Data entries:
------------------------

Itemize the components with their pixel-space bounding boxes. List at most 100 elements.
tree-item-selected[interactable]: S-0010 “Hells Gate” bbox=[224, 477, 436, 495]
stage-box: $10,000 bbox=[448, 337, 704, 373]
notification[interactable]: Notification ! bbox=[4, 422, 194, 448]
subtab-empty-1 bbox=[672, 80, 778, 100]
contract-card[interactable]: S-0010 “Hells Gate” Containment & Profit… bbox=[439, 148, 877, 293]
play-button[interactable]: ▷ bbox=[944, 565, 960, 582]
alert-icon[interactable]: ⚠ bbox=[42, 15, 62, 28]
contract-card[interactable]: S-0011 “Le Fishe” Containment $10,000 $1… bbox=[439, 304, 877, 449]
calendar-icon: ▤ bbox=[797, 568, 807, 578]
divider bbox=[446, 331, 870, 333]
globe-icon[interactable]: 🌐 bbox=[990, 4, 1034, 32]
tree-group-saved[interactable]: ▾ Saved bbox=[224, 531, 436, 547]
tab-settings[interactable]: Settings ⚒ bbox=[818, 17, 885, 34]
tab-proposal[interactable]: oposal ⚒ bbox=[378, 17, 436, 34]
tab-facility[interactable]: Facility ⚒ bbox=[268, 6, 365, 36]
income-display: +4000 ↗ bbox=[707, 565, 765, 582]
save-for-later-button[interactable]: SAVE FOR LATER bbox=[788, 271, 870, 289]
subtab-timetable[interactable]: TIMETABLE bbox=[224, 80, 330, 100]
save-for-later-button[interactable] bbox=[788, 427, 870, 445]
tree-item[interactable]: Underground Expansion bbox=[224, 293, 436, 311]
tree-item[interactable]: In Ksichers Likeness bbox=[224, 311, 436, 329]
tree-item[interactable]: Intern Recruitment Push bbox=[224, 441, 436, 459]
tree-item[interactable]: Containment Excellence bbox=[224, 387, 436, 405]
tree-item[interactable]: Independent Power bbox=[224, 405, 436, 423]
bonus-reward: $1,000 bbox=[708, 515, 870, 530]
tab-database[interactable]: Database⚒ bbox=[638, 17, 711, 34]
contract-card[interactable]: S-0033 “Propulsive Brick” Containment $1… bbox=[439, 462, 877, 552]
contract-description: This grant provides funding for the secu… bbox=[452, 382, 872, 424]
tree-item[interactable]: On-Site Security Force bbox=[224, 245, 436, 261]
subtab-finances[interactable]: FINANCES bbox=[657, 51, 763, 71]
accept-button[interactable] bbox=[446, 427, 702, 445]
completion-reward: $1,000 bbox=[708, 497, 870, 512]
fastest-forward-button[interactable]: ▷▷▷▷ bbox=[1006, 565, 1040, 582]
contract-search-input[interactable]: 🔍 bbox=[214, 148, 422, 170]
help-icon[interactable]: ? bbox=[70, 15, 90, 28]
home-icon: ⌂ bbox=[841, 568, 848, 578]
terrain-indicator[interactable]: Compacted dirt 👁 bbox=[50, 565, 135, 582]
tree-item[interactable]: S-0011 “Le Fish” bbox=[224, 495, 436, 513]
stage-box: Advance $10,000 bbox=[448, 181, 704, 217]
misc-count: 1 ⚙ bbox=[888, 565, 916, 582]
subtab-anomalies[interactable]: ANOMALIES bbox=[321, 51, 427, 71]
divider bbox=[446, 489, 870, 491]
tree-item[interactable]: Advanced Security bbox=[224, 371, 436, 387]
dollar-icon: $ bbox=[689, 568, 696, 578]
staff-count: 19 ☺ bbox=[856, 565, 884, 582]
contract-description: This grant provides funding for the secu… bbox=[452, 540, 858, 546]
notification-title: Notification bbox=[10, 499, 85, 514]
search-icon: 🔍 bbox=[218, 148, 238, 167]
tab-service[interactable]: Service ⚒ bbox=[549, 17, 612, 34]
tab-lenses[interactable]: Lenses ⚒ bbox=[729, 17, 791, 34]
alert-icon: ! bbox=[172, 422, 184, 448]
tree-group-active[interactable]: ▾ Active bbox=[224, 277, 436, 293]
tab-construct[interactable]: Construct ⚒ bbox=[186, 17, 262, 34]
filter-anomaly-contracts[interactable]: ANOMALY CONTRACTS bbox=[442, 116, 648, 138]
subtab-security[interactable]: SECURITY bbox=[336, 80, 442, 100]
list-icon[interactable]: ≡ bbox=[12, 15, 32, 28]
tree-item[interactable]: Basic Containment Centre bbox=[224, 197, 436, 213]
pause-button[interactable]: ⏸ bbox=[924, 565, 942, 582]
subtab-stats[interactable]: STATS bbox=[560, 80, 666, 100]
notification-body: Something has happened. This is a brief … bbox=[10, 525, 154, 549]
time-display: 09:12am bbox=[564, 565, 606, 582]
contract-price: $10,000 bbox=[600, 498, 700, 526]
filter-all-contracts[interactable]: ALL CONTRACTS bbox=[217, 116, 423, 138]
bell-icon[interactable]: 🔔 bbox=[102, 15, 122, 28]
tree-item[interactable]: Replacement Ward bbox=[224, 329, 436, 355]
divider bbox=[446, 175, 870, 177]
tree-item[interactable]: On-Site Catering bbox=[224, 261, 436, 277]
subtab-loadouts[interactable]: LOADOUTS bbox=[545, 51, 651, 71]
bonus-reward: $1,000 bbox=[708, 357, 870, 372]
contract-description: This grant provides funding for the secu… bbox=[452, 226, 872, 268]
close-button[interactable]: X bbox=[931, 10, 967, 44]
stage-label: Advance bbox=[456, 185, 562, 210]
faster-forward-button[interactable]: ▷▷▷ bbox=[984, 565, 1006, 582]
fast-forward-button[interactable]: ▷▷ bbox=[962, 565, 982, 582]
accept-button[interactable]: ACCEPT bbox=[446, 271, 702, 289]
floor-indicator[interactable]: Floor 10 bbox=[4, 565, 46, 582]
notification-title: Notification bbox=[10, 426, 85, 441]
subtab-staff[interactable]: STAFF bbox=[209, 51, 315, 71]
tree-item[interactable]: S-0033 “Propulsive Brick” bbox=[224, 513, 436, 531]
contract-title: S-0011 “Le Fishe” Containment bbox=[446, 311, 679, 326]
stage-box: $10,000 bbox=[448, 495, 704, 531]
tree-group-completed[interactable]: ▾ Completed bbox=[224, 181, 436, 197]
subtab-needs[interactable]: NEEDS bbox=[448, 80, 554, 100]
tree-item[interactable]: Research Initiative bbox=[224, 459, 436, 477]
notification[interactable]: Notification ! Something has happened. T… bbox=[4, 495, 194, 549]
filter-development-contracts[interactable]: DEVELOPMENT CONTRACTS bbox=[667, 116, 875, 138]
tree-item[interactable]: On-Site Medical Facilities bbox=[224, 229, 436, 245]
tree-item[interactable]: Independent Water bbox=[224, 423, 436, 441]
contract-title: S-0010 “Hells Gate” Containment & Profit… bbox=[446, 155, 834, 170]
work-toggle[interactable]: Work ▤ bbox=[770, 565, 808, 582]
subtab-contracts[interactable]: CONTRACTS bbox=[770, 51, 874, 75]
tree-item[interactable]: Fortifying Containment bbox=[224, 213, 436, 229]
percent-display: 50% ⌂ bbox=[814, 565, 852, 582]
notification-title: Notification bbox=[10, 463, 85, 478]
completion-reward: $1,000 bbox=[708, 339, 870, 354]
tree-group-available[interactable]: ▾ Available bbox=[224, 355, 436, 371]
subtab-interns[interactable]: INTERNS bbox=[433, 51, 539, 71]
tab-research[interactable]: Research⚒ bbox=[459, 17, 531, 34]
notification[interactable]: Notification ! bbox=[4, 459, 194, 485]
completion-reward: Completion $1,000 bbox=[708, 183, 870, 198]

------------------------

### Given exercise
Copy out every line of the items above without any changes.

### Written answer
Itemize the components with their pixel-space bounding boxes. List at most 100 elements.
tree-item-selected[interactable]: S-0010 “Hells Gate” bbox=[224, 477, 436, 495]
stage-box: $10,000 bbox=[448, 337, 704, 373]
notification[interactable]: Notification ! bbox=[4, 422, 194, 448]
subtab-empty-1 bbox=[672, 80, 778, 100]
contract-card[interactable]: S-0010 “Hells Gate” Containment & Profit… bbox=[439, 148, 877, 293]
play-button[interactable]: ▷ bbox=[944, 565, 960, 582]
alert-icon[interactable]: ⚠ bbox=[42, 15, 62, 28]
contract-card[interactable]: S-0011 “Le Fishe” Containment $10,000 $1… bbox=[439, 304, 877, 449]
calendar-icon: ▤ bbox=[797, 568, 807, 578]
divider bbox=[446, 331, 870, 333]
globe-icon[interactable]: 🌐 bbox=[990, 4, 1034, 32]
tree-group-saved[interactable]: ▾ Saved bbox=[224, 531, 436, 547]
tab-settings[interactable]: Settings ⚒ bbox=[818, 17, 885, 34]
tab-proposal[interactable]: oposal ⚒ bbox=[378, 17, 436, 34]
tab-facility[interactable]: Facility ⚒ bbox=[268, 6, 365, 36]
income-display: +4000 ↗ bbox=[707, 565, 765, 582]
save-for-later-button[interactable]: SAVE FOR LATER bbox=[788, 271, 870, 289]
subtab-timetable[interactable]: TIMETABLE bbox=[224, 80, 330, 100]
save-for-later-button[interactable] bbox=[788, 427, 870, 445]
tree-item[interactable]: Underground Expansion bbox=[224, 293, 436, 311]
tree-item[interactable]: In Ksichers Likeness bbox=[224, 311, 436, 329]
tree-item[interactable]: Intern Recruitment Push bbox=[224, 441, 436, 459]
tree-item[interactable]: Containment Excellence bbox=[224, 387, 436, 405]
tree-item[interactable]: Independent Power bbox=[224, 405, 436, 423]
bonus-reward: $1,000 bbox=[708, 515, 870, 530]
tab-database[interactable]: Database⚒ bbox=[638, 17, 711, 34]
contract-card[interactable]: S-0033 “Propulsive Brick” Containment $1… bbox=[439, 462, 877, 552]
contract-description: This grant provides funding for the secu… bbox=[452, 382, 872, 424]
tree-item[interactable]: On-Site Security Force bbox=[224, 245, 436, 261]
subtab-finances[interactable]: FINANCES bbox=[657, 51, 763, 71]
accept-button[interactable] bbox=[446, 427, 702, 445]
completion-reward: $1,000 bbox=[708, 497, 870, 512]
fastest-forward-button[interactable]: ▷▷▷▷ bbox=[1006, 565, 1040, 582]
contract-search-input[interactable]: 🔍 bbox=[214, 148, 422, 170]
help-icon[interactable]: ? bbox=[70, 15, 90, 28]
home-icon: ⌂ bbox=[841, 568, 848, 578]
terrain-indicator[interactable]: Compacted dirt 👁 bbox=[50, 565, 135, 582]
tree-item[interactable]: S-0011 “Le Fish” bbox=[224, 495, 436, 513]
stage-box: Advance $10,000 bbox=[448, 181, 704, 217]
misc-count: 1 ⚙ bbox=[888, 565, 916, 582]
subtab-anomalies[interactable]: ANOMALIES bbox=[321, 51, 427, 71]
divider bbox=[446, 489, 870, 491]
tree-item[interactable]: Advanced Security bbox=[224, 371, 436, 387]
dollar-icon: $ bbox=[689, 568, 696, 578]
staff-count: 19 ☺ bbox=[856, 565, 884, 582]
contract-description: This grant provides funding for the secu… bbox=[452, 540, 858, 546]
notification-title: Notification bbox=[10, 499, 85, 514]
search-icon: 🔍 bbox=[218, 148, 238, 167]
tab-service[interactable]: Service ⚒ bbox=[549, 17, 612, 34]
tab-lenses[interactable]: Lenses ⚒ bbox=[729, 17, 791, 34]
alert-icon: ! bbox=[172, 422, 184, 448]
tree-group-active[interactable]: ▾ Active bbox=[224, 277, 436, 293]
tab-construct[interactable]: Construct ⚒ bbox=[186, 17, 262, 34]
filter-anomaly-contracts[interactable]: ANOMALY CONTRACTS bbox=[442, 116, 648, 138]
subtab-security[interactable]: SECURITY bbox=[336, 80, 442, 100]
list-icon[interactable]: ≡ bbox=[12, 15, 32, 28]
tree-item[interactable]: Basic Containment Centre bbox=[224, 197, 436, 213]
pause-button[interactable]: ⏸ bbox=[924, 565, 942, 582]
subtab-stats[interactable]: STATS bbox=[560, 80, 666, 100]
notification-body: Something has happened. This is a brief … bbox=[10, 525, 154, 549]
time-display: 09:12am bbox=[564, 565, 606, 582]
contract-price: $10,000 bbox=[600, 498, 700, 526]
filter-all-contracts[interactable]: ALL CONTRACTS bbox=[217, 116, 423, 138]
bell-icon[interactable]: 🔔 bbox=[102, 15, 122, 28]
tree-item[interactable]: Replacement Ward bbox=[224, 329, 436, 355]
divider bbox=[446, 175, 870, 177]
tree-item[interactable]: On-Site Catering bbox=[224, 261, 436, 277]
subtab-loadouts[interactable]: LOADOUTS bbox=[545, 51, 651, 71]
bonus-reward: $1,000 bbox=[708, 357, 870, 372]
contract-description: This grant provides funding for the secu… bbox=[452, 226, 872, 268]
close-button[interactable]: X bbox=[931, 10, 967, 44]
stage-label: Advance bbox=[456, 185, 562, 210]
faster-forward-button[interactable]: ▷▷▷ bbox=[984, 565, 1006, 582]
fast-forward-button[interactable]: ▷▷ bbox=[962, 565, 982, 582]
accept-button[interactable]: ACCEPT bbox=[446, 271, 702, 289]
floor-indicator[interactable]: Floor 10 bbox=[4, 565, 46, 582]
notification-title: Notification bbox=[10, 426, 85, 441]
subtab-staff[interactable]: STAFF bbox=[209, 51, 315, 71]
tree-item[interactable]: S-0033 “Propulsive Brick” bbox=[224, 513, 436, 531]
contract-title: S-0011 “Le Fishe” Containment bbox=[446, 311, 679, 326]
stage-box: $10,000 bbox=[448, 495, 704, 531]
tree-group-completed[interactable]: ▾ Completed bbox=[224, 181, 436, 197]
subtab-needs[interactable]: NEEDS bbox=[448, 80, 554, 100]
tree-item[interactable]: Research Initiative bbox=[224, 459, 436, 477]
notification[interactable]: Notification ! Something has happened. T… bbox=[4, 495, 194, 549]
filter-development-contracts[interactable]: DEVELOPMENT CONTRACTS bbox=[667, 116, 875, 138]
tree-item[interactable]: On-Site Medical Facilities bbox=[224, 229, 436, 245]
tree-item[interactable]: Independent Water bbox=[224, 423, 436, 441]
contract-title: S-0010 “Hells Gate” Containment & Profit… bbox=[446, 155, 834, 170]
work-toggle[interactable]: Work ▤ bbox=[770, 565, 808, 582]
subtab-contracts[interactable]: CONTRACTS bbox=[770, 51, 874, 75]
tree-item[interactable]: Fortifying Containment bbox=[224, 213, 436, 229]
percent-display: 50% ⌂ bbox=[814, 565, 852, 582]
notification-title: Notification bbox=[10, 463, 85, 478]
completion-reward: $1,000 bbox=[708, 339, 870, 354]
tree-group-available[interactable]: ▾ Available bbox=[224, 355, 436, 371]
subtab-interns[interactable]: INTERNS bbox=[433, 51, 539, 71]
tab-research[interactable]: Research⚒ bbox=[459, 17, 531, 34]
notification[interactable]: Notification ! bbox=[4, 459, 194, 485]
completion-reward: Completion $1,000 bbox=[708, 183, 870, 198]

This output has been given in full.